-------- DATA ENTRIES

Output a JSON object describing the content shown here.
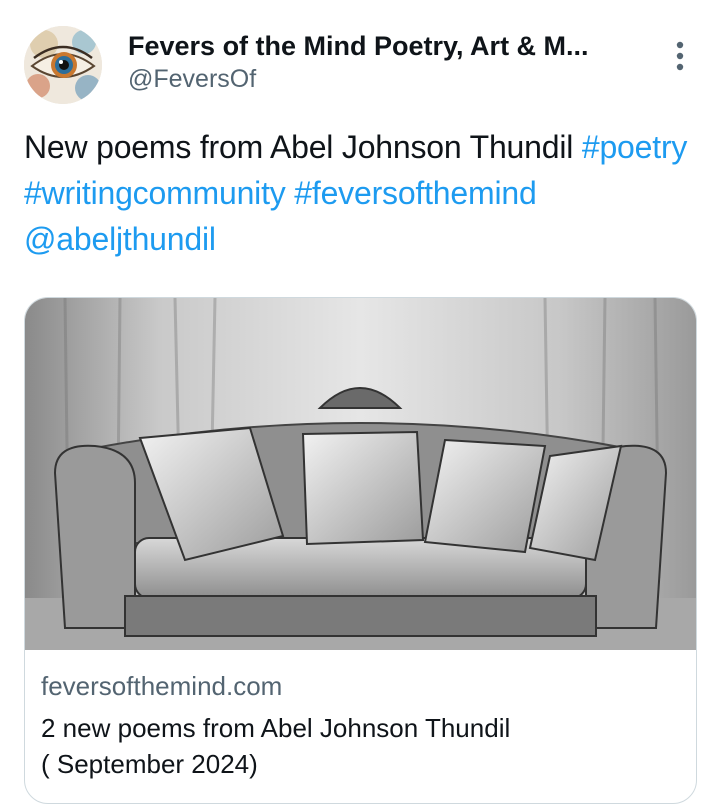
{
  "author": {
    "display_name": "Fevers of the Mind Poetry, Art & M...",
    "handle": "@FeversOf"
  },
  "tweet": {
    "text_plain": "New poems from Abel Johnson Thundil ",
    "hashtags": [
      "#poetry",
      "#writingcommunity",
      "#feversofthemind"
    ],
    "mention": "@abeljthundil"
  },
  "card": {
    "domain": "feversofthemind.com",
    "title_line1": "2 new poems from Abel Johnson Thundil",
    "title_line2": "( September 2024)"
  },
  "icons": {
    "more": "more-vertical-icon",
    "avatar": "eye-painting-avatar",
    "card_image": "sofa-sketch-image"
  },
  "colors": {
    "link": "#1d9bf0",
    "text": "#0f1419",
    "secondary": "#536471",
    "border": "#cfd9de"
  }
}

----------------

» **WHAT TO DO**
Leave out the pictures and give the rest of the records again exactly.

» **RESPONSE**
Output a JSON object describing the content shown here.
{
  "author": {
    "display_name": "Fevers of the Mind Poetry, Art & M...",
    "handle": "@FeversOf"
  },
  "tweet": {
    "text_plain": "New poems from Abel Johnson Thundil ",
    "hashtags": [
      "#poetry",
      "#writingcommunity",
      "#feversofthemind"
    ],
    "mention": "@abeljthundil"
  },
  "card": {
    "domain": "feversofthemind.com",
    "title_line1": "2 new poems from Abel Johnson Thundil",
    "title_line2": "( September 2024)"
  },
  "icons": {
    "more": "more-vertical-icon",
    "avatar": "eye-painting-avatar",
    "card_image": "sofa-sketch-image"
  },
  "colors": {
    "link": "#1d9bf0",
    "text": "#0f1419",
    "secondary": "#536471",
    "border": "#cfd9de"
  }
}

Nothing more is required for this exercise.